SET PROBLEM A:
Answer these questions using the passage about the steamship Yongala:
(i) How many members of the ship's crew perished?
(ii) Which company was sending a wireless system for the ship?
(iii) In what year was the Yongala launched?
SET PROBLEM B:
Extend the passage about the steamship Yongala, picking up right after its final sentence.

PASSAGE TO READ:
_ _ _ _ _
The Signal Came Too Late To Save Yougala
By James Donahue
The 358-foot-long steamship Yongala was still in sight of the lighthouse keeper on Dent Island when
word came via the newly installed Australian wireless service that a cyclone was building in her path. The ship, which was
not yet equipped with wireless, could not be warned and steamed into the storm never to be seen again.
The eight-year-old Yongala, Captain William Knight at the helm, was on what was to have been a routine
trip from Melbourne to Townsville when it foundered in the storm on March 23, 1911. The ship’s crew of 79 and 49 passengers
perished in the disaster.
Unfortunately, a wireless system was ordered for the Yongala and was being sent from the Marconi Company
in England.
The Yongala was a steel passenger and freight carrier built in England for the Adelaide Steamship
Company. It was launched in 1903 and brought to Australia to serve what was then a busy passenger route linking the gold fields
of Western Australia.
_ _ _ _ _
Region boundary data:
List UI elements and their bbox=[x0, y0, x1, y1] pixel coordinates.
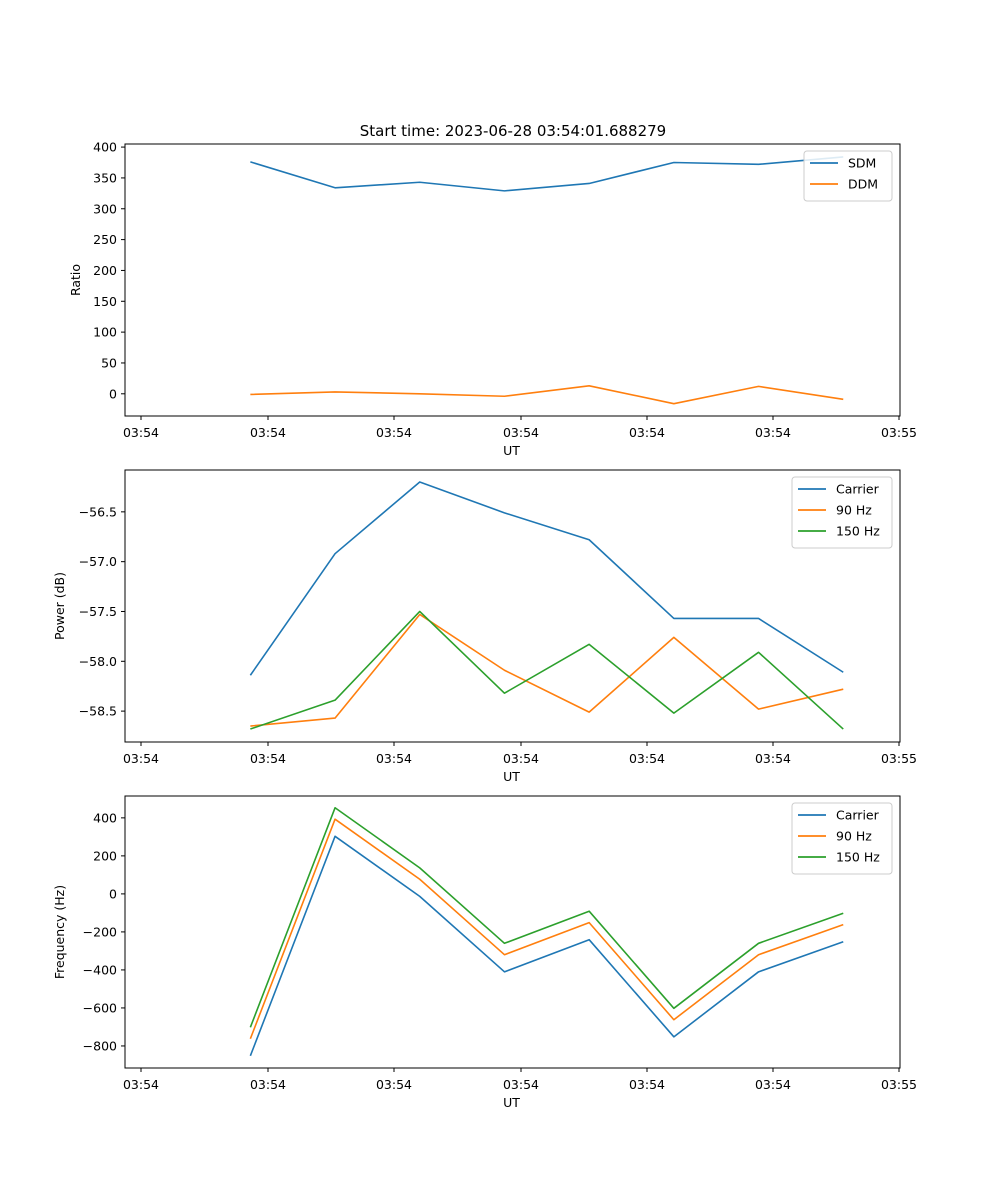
legend-label: Carrier bbox=[836, 808, 880, 823]
x-axis-label: UT bbox=[503, 769, 520, 784]
x-axis-label: UT bbox=[503, 443, 520, 458]
x-tick-label: 03:54 bbox=[503, 751, 539, 766]
series-line-90-hz bbox=[250, 613, 844, 727]
subplot-1: 03:54 03:54 03:54 03:54 03:54 03:54 03:55 UT 0 50… bbox=[68, 140, 917, 458]
legend-label: DDM bbox=[848, 177, 878, 192]
legend-label: 150 Hz bbox=[836, 850, 880, 865]
legend: Carrier 90 Hz 150 Hz bbox=[791, 476, 893, 549]
y-axis-label: Power (dB) bbox=[52, 572, 67, 640]
y-tick-label: 150 bbox=[93, 294, 117, 309]
x-tick-label: 03:54 bbox=[123, 751, 159, 766]
y-tick-label: −56.5 bbox=[79, 504, 117, 519]
series-line-carrier bbox=[249, 835, 844, 1057]
series-line-sdm bbox=[250, 156, 844, 192]
y-tick-label: −400 bbox=[83, 962, 117, 977]
legend: SDM DDM bbox=[803, 150, 893, 202]
subplot-2: 03:54 03:54 03:54 03:54 03:54 03:54 03:55 UT −58… bbox=[52, 469, 917, 784]
x-tick-label: 03:54 bbox=[629, 751, 665, 766]
axes-frame bbox=[124, 795, 901, 1069]
y-tick-label: −200 bbox=[83, 924, 117, 939]
y-tick-label: 250 bbox=[93, 232, 117, 247]
series-line-150-hz bbox=[250, 610, 844, 730]
x-tick-label: 03:54 bbox=[250, 751, 286, 766]
x-tick-label: 03:54 bbox=[123, 425, 159, 440]
subplot-3: 03:54 03:54 03:54 03:54 03:54 03:54 03:55 UT −80… bbox=[52, 795, 917, 1110]
y-tick-label: −800 bbox=[83, 1038, 117, 1053]
y-axis-label: Ratio bbox=[68, 264, 83, 296]
axes-frame bbox=[124, 143, 901, 417]
axes-frame bbox=[124, 469, 901, 743]
x-tick-label: 03:55 bbox=[881, 425, 917, 440]
x-tick-label: 03:54 bbox=[123, 1077, 159, 1092]
x-tick-label: 03:54 bbox=[376, 425, 412, 440]
x-tick-label: 03:55 bbox=[881, 1077, 917, 1092]
series-line-150-hz bbox=[249, 806, 844, 1028]
legend-label: 90 Hz bbox=[836, 829, 872, 844]
y-tick-label: 200 bbox=[93, 848, 117, 863]
legend-label: Carrier bbox=[836, 482, 880, 497]
panels: 03:54 03:54 03:54 03:54 03:54 03:54 03:55 UT 0 50… bbox=[52, 140, 917, 1110]
y-tick-label: 0 bbox=[109, 386, 117, 401]
y-tick-label: 0 bbox=[109, 886, 117, 901]
x-tick-label: 03:54 bbox=[250, 425, 286, 440]
y-tick-label: −58.5 bbox=[79, 704, 117, 719]
legend-label: SDM bbox=[848, 156, 876, 171]
y-tick-label: 50 bbox=[101, 355, 117, 370]
x-tick-label: 03:54 bbox=[755, 1077, 791, 1092]
x-tick-label: 03:54 bbox=[503, 1077, 539, 1092]
legend-label: 90 Hz bbox=[836, 503, 872, 518]
y-tick-label: 200 bbox=[93, 263, 117, 278]
x-tick-label: 03:54 bbox=[629, 425, 665, 440]
y-tick-label: 350 bbox=[93, 170, 117, 185]
y-tick-label: 100 bbox=[93, 325, 117, 340]
legend: Carrier 90 Hz 150 Hz bbox=[791, 802, 893, 875]
y-tick-label: 400 bbox=[93, 140, 117, 155]
y-axis-label: Frequency (Hz) bbox=[52, 885, 67, 979]
x-tick-label: 03:54 bbox=[629, 1077, 665, 1092]
y-tick-label: 300 bbox=[93, 201, 117, 216]
x-tick-label: 03:55 bbox=[881, 751, 917, 766]
series-line-ddm bbox=[250, 384, 844, 405]
y-tick-label: 400 bbox=[93, 810, 117, 825]
x-tick-label: 03:54 bbox=[376, 1077, 412, 1092]
y-tick-label: −58.0 bbox=[79, 654, 117, 669]
x-tick-label: 03:54 bbox=[755, 751, 791, 766]
x-tick-label: 03:54 bbox=[376, 751, 412, 766]
legend-label: 150 Hz bbox=[836, 524, 880, 539]
figure-title: Start time: 2023-06-28 03:54:01.688279 bbox=[360, 122, 666, 140]
y-tick-label: −57.0 bbox=[79, 554, 117, 569]
series-line-90-hz bbox=[249, 818, 844, 1040]
series-line-carrier bbox=[249, 481, 844, 676]
y-tick-label: −600 bbox=[83, 1000, 117, 1015]
x-tick-label: 03:54 bbox=[503, 425, 539, 440]
x-tick-label: 03:54 bbox=[755, 425, 791, 440]
x-axis-label: UT bbox=[503, 1095, 520, 1110]
y-tick-label: −57.5 bbox=[79, 604, 117, 619]
x-tick-label: 03:54 bbox=[250, 1077, 286, 1092]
_ _ _ _ _
TASK ANSWER A:
(i) 79
(ii) The Marconi Company in England
(iii) 1903

TASK ANSWER B:
It was the ninety-ninth trip for the popular passenger liner and Captain Knight. The owners were planning
a special champagne celebration for passengers when Yongala sailed her hundredth voyage from Cairns back to Melbourne the
next week.
Since there were no survivors, no one knows what happened on the ill-fated steamer while it battled
the cyclone. When it failed to show at Townsville a fleet of vessels conducted an extensive search. Wreckage that included
cargo and parts of the ship washed ashore at the Cape Bowling Green and at Cleveland Bay. There was speculation that the ship
had struck a rock and it had ripped the bottom of Yongala open.
It wasn't until 1947 that the wreck was located by the survey ship Lachlan. The vessel recorded a
large wreck that could have been the Yongala lying off Cape Bowling Green, Queensland. Then in 1958, divers George Konrat
and Bill Kirkpatrick dove the wreck and indentified it as the Yongala.
The wreck has since become a popular visiting site for sports divers since it lies in about 100 feet
of water. Most of the ship remains intact.
The ship was named after the South Australian town of Yongala. The name in the Nadjuri language means
"good water."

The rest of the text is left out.